Extracted data entries
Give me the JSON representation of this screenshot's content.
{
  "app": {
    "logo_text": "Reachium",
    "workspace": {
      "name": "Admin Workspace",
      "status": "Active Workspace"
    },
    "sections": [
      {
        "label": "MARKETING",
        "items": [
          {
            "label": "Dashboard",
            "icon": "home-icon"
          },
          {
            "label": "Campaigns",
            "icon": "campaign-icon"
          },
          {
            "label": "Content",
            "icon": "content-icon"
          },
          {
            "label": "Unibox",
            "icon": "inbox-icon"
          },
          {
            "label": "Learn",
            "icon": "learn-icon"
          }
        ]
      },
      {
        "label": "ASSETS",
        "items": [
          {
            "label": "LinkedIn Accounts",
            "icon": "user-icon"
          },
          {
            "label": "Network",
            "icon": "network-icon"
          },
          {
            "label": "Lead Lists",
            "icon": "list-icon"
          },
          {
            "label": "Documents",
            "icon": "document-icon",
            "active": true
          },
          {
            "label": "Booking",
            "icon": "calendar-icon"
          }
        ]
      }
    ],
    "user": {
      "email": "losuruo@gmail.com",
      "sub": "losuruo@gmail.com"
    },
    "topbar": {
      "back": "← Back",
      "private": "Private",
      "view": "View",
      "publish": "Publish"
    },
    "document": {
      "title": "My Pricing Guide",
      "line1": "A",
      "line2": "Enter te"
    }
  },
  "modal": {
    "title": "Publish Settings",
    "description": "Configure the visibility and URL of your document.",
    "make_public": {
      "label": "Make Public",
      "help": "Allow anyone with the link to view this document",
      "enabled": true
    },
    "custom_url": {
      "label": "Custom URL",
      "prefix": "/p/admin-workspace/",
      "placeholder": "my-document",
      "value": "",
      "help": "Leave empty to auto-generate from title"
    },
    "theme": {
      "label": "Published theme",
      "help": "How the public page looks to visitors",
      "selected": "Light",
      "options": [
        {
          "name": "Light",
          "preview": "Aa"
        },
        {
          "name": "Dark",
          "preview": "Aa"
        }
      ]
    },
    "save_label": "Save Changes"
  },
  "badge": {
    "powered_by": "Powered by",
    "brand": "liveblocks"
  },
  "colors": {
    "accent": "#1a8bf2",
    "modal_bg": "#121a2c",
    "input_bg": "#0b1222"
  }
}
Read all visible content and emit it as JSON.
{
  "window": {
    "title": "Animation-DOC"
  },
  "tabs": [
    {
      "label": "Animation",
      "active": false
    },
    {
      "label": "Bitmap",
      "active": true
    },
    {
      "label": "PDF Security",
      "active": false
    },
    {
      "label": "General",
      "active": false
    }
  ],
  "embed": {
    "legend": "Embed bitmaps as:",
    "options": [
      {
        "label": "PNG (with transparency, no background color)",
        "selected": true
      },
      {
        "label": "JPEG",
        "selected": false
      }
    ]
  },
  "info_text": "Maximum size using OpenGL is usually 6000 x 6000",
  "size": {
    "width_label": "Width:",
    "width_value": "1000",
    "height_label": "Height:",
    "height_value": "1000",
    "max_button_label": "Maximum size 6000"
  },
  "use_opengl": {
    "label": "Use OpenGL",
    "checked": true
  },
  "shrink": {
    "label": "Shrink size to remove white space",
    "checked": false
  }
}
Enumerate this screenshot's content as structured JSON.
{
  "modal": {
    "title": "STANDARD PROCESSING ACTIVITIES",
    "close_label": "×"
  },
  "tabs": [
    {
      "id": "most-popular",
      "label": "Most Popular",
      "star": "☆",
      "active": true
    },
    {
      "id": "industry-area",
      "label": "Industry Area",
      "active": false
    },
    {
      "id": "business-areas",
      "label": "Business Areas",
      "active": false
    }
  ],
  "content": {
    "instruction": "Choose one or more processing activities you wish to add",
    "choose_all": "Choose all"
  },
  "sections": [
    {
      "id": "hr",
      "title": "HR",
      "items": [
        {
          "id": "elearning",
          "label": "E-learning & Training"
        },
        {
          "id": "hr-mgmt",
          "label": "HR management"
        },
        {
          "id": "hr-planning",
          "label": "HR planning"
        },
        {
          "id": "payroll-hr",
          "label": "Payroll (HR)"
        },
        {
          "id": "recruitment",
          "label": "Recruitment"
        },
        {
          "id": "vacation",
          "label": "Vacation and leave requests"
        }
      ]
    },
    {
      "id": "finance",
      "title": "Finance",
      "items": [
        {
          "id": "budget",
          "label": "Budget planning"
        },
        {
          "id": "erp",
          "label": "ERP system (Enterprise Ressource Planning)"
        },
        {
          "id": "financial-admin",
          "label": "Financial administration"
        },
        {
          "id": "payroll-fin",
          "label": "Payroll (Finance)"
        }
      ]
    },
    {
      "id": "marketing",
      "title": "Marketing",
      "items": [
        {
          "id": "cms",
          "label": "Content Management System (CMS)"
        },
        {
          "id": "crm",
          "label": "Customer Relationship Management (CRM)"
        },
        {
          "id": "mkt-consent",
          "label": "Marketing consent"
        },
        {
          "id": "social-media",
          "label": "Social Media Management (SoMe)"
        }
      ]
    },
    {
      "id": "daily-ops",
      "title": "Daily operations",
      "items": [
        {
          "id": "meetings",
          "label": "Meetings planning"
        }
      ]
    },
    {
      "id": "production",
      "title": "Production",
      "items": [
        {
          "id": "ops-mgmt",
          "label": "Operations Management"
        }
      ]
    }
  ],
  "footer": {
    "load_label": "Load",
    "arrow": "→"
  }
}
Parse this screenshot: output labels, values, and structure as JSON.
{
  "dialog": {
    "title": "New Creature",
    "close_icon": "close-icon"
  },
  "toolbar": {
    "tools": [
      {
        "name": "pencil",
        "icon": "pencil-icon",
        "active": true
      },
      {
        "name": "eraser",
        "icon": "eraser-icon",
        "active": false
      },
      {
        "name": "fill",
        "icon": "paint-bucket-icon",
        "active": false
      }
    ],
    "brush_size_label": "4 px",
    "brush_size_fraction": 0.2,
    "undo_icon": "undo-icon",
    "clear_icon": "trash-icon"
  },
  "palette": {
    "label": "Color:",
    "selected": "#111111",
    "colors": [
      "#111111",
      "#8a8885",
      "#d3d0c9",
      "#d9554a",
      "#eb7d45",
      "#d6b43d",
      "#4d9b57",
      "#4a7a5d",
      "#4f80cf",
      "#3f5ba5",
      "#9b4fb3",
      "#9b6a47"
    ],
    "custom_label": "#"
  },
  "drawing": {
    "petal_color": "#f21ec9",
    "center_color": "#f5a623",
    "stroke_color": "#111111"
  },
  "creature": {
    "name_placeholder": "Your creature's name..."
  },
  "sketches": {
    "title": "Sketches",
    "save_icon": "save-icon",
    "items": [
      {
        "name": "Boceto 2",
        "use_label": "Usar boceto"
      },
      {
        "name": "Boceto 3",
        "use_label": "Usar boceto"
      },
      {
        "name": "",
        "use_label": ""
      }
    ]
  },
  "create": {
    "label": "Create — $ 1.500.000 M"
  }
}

#### Written problem:
Output the entries exactly.

#### Answer to this problem:
Give me the JSON representation of this screenshot's content.
{
  "app": {
    "logo_text": "Reachium",
    "workspace": {
      "name": "Admin Workspace",
      "status": "Active Workspace"
    },
    "sections": [
      {
        "label": "MARKETING",
        "items": [
          {
            "label": "Dashboard",
            "icon": "home-icon"
          },
          {
            "label": "Campaigns",
            "icon": "campaign-icon"
          },
          {
            "label": "Content",
            "icon": "content-icon"
          },
          {
            "label": "Unibox",
            "icon": "inbox-icon"
          },
          {
            "label": "Learn",
            "icon": "learn-icon"
          }
        ]
      },
      {
        "label": "ASSETS",
        "items": [
          {
            "label": "LinkedIn Accounts",
            "icon": "user-icon"
          },
          {
            "label": "Network",
            "icon": "network-icon"
          },
          {
            "label": "Lead Lists",
            "icon": "list-icon"
          },
          {
            "label": "Documents",
            "icon": "document-icon",
            "active": true
          },
          {
            "label": "Booking",
            "icon": "calendar-icon"
          }
        ]
      }
    ],
    "user": {
      "email": "losuruo@gmail.com",
      "sub": "losuruo@gmail.com"
    },
    "topbar": {
      "back": "← Back",
      "private": "Private",
      "view": "View",
      "publish": "Publish"
    },
    "document": {
      "title": "My Pricing Guide",
      "line1": "A",
      "line2": "Enter te"
    }
  },
  "modal": {
    "title": "Publish Settings",
    "description": "Configure the visibility and URL of your document.",
    "make_public": {
      "label": "Make Public",
      "help": "Allow anyone with the link to view this document",
      "enabled": true
    },
    "custom_url": {
      "label": "Custom URL",
      "prefix": "/p/admin-workspace/",
      "placeholder": "my-document",
      "value": "",
      "help": "Leave empty to auto-generate from title"
    },
    "theme": {
      "label": "Published theme",
      "help": "How the public page looks to visitors",
      "selected": "Light",
      "options": [
        {
          "name": "Light",
          "preview": "Aa"
        },
        {
          "name": "Dark",
          "preview": "Aa"
        }
      ]
    },
    "save_label": "Save Changes"
  },
  "badge": {
    "powered_by": "Powered by",
    "brand": "liveblocks"
  },
  "colors": {
    "accent": "#1a8bf2",
    "modal_bg": "#121a2c",
    "input_bg": "#0b1222"
  }
}
Read all visible content and emit it as JSON.
{
  "window": {
    "title": "Animation-DOC"
  },
  "tabs": [
    {
      "label": "Animation",
      "active": false
    },
    {
      "label": "Bitmap",
      "active": true
    },
    {
      "label": "PDF Security",
      "active": false
    },
    {
      "label": "General",
      "active": false
    }
  ],
  "embed": {
    "legend": "Embed bitmaps as:",
    "options": [
      {
        "label": "PNG (with transparency, no background color)",
        "selected": true
      },
      {
        "label": "JPEG",
        "selected": false
      }
    ]
  },
  "info_text": "Maximum size using OpenGL is usually 6000 x 6000",
  "size": {
    "width_label": "Width:",
    "width_value": "1000",
    "height_label": "Height:",
    "height_value": "1000",
    "max_button_label": "Maximum size 6000"
  },
  "use_opengl": {
    "label": "Use OpenGL",
    "checked": true
  },
  "shrink": {
    "label": "Shrink size to remove white space",
    "checked": false
  }
}
Enumerate this screenshot's content as structured JSON.
{
  "modal": {
    "title": "STANDARD PROCESSING ACTIVITIES",
    "close_label": "×"
  },
  "tabs": [
    {
      "id": "most-popular",
      "label": "Most Popular",
      "star": "☆",
      "active": true
    },
    {
      "id": "industry-area",
      "label": "Industry Area",
      "active": false
    },
    {
      "id": "business-areas",
      "label": "Business Areas",
      "active": false
    }
  ],
  "content": {
    "instruction": "Choose one or more processing activities you wish to add",
    "choose_all": "Choose all"
  },
  "sections": [
    {
      "id": "hr",
      "title": "HR",
      "items": [
        {
          "id": "elearning",
          "label": "E-learning & Training"
        },
        {
          "id": "hr-mgmt",
          "label": "HR management"
        },
        {
          "id": "hr-planning",
          "label": "HR planning"
        },
        {
          "id": "payroll-hr",
          "label": "Payroll (HR)"
        },
        {
          "id": "recruitment",
          "label": "Recruitment"
        },
        {
          "id": "vacation",
          "label": "Vacation and leave requests"
        }
      ]
    },
    {
      "id": "finance",
      "title": "Finance",
      "items": [
        {
          "id": "budget",
          "label": "Budget planning"
        },
        {
          "id": "erp",
          "label": "ERP system (Enterprise Ressource Planning)"
        },
        {
          "id": "financial-admin",
          "label": "Financial administration"
        },
        {
          "id": "payroll-fin",
          "label": "Payroll (Finance)"
        }
      ]
    },
    {
      "id": "marketing",
      "title": "Marketing",
      "items": [
        {
          "id": "cms",
          "label": "Content Management System (CMS)"
        },
        {
          "id": "crm",
          "label": "Customer Relationship Management (CRM)"
        },
        {
          "id": "mkt-consent",
          "label": "Marketing consent"
        },
        {
          "id": "social-media",
          "label": "Social Media Management (SoMe)"
        }
      ]
    },
    {
      "id": "daily-ops",
      "title": "Daily operations",
      "items": [
        {
          "id": "meetings",
          "label": "Meetings planning"
        }
      ]
    },
    {
      "id": "production",
      "title": "Production",
      "items": [
        {
          "id": "ops-mgmt",
          "label": "Operations Management"
        }
      ]
    }
  ],
  "footer": {
    "load_label": "Load",
    "arrow": "→"
  }
}
Parse this screenshot: output labels, values, and structure as JSON.
{
  "dialog": {
    "title": "New Creature",
    "close_icon": "close-icon"
  },
  "toolbar": {
    "tools": [
      {
        "name": "pencil",
        "icon": "pencil-icon",
        "active": true
      },
      {
        "name": "eraser",
        "icon": "eraser-icon",
        "active": false
      },
      {
        "name": "fill",
        "icon": "paint-bucket-icon",
        "active": false
      }
    ],
    "brush_size_label": "4 px",
    "brush_size_fraction": 0.2,
    "undo_icon": "undo-icon",
    "clear_icon": "trash-icon"
  },
  "palette": {
    "label": "Color:",
    "selected": "#111111",
    "colors": [
      "#111111",
      "#8a8885",
      "#d3d0c9",
      "#d9554a",
      "#eb7d45",
      "#d6b43d",
      "#4d9b57",
      "#4a7a5d",
      "#4f80cf",
      "#3f5ba5",
      "#9b4fb3",
      "#9b6a47"
    ],
    "custom_label": "#"
  },
  "drawing": {
    "petal_color": "#f21ec9",
    "center_color": "#f5a623",
    "stroke_color": "#111111"
  },
  "creature": {
    "name_placeholder": "Your creature's name..."
  },
  "sketches": {
    "title": "Sketches",
    "save_icon": "save-icon",
    "items": [
      {
        "name": "Boceto 2",
        "use_label": "Usar boceto"
      },
      {
        "name": "Boceto 3",
        "use_label": "Usar boceto"
      },
      {
        "name": "",
        "use_label": ""
      }
    ]
  },
  "create": {
    "label": "Create — $ 1.500.000 M"
  }
}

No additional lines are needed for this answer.